== Task inputs ==

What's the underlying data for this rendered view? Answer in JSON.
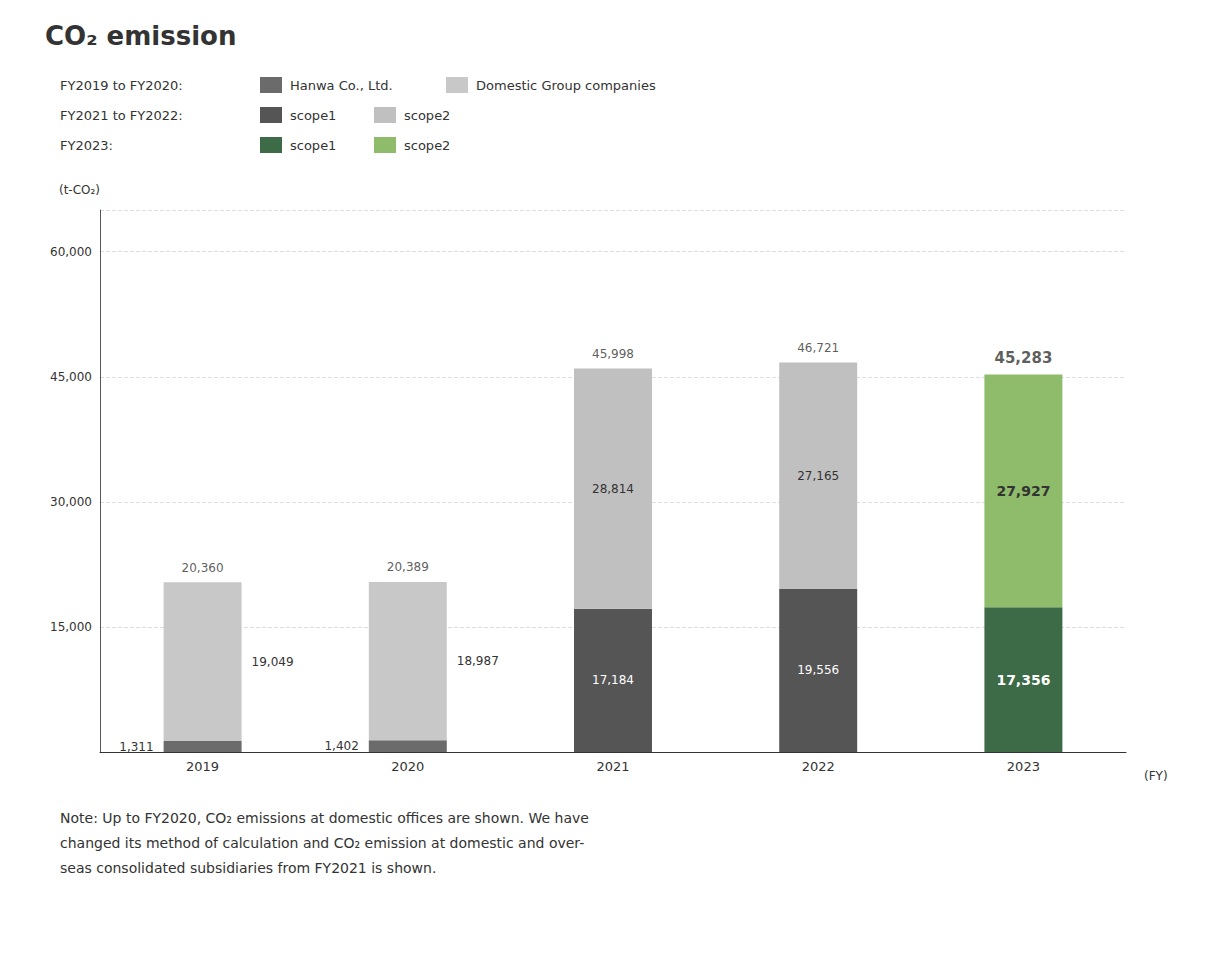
{
  "chart_data": {
    "type": "bar",
    "title": "CO₂ emission",
    "x_label": "(FY)",
    "y_label": "(t-CO₂)",
    "categories": [
      "2019",
      "2020",
      "2021",
      "2022",
      "2023"
    ],
    "ylim": [
      0,
      65000
    ],
    "yticks": [
      {
        "value": 15000,
        "label": "15,000"
      },
      {
        "value": 30000,
        "label": "30,000"
      },
      {
        "value": 45000,
        "label": "45,000"
      },
      {
        "value": 60000,
        "label": "60,000"
      }
    ],
    "grid": true,
    "stacked": true,
    "data_labels": true,
    "legend": "top",
    "series": [
      {
        "name": "Hanwa Co., Ltd.",
        "group": "FY2019 to FY2020:",
        "color": "#6b6b6b",
        "values": [
          1311,
          1402,
          null,
          null,
          null
        ],
        "value_labels": [
          "1,311",
          "1,402",
          null,
          null,
          null
        ]
      },
      {
        "name": "Domestic Group companies",
        "group": "FY2019 to FY2020:",
        "color": "#c8c8c8",
        "values": [
          19049,
          18987,
          null,
          null,
          null
        ],
        "value_labels": [
          "19,049",
          "18,987",
          null,
          null,
          null
        ]
      },
      {
        "name": "scope1",
        "group": "FY2021 to FY2022:",
        "color": "#555555",
        "values": [
          null,
          null,
          17184,
          19556,
          null
        ],
        "value_labels": [
          null,
          null,
          "17,184",
          "19,556",
          null
        ]
      },
      {
        "name": "scope2",
        "group": "FY2021 to FY2022:",
        "color": "#c0c0c0",
        "values": [
          null,
          null,
          28814,
          27165,
          null
        ],
        "value_labels": [
          null,
          null,
          "28,814",
          "27,165",
          null
        ]
      },
      {
        "name": "scope1",
        "group": "FY2023:",
        "color": "#3d6b47",
        "values": [
          null,
          null,
          null,
          null,
          17356
        ],
        "value_labels": [
          null,
          null,
          null,
          null,
          "17,356"
        ]
      },
      {
        "name": "scope2",
        "group": "FY2023:",
        "color": "#8fbc6a",
        "values": [
          null,
          null,
          null,
          null,
          27927
        ],
        "value_labels": [
          null,
          null,
          null,
          null,
          "27,927"
        ]
      }
    ],
    "totals": [
      20360,
      20389,
      45998,
      46721,
      45283
    ],
    "total_labels": [
      "20,360",
      "20,389",
      "45,998",
      "46,721",
      "45,283"
    ],
    "annotations": [
      "Note: Up to FY2020, CO₂ emissions at domestic offices are shown. We have",
      "changed its method of calculation and CO₂ emission at domestic and over-",
      "seas consolidated subsidiaries from FY2021 is shown."
    ]
  }
}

===

◆ Requirement: Working from the listing above, pick out every line that has "true" and copy it.

◆ Solution for this problem:
    "grid": true,
    "stacked": true,
    "data_labels": true,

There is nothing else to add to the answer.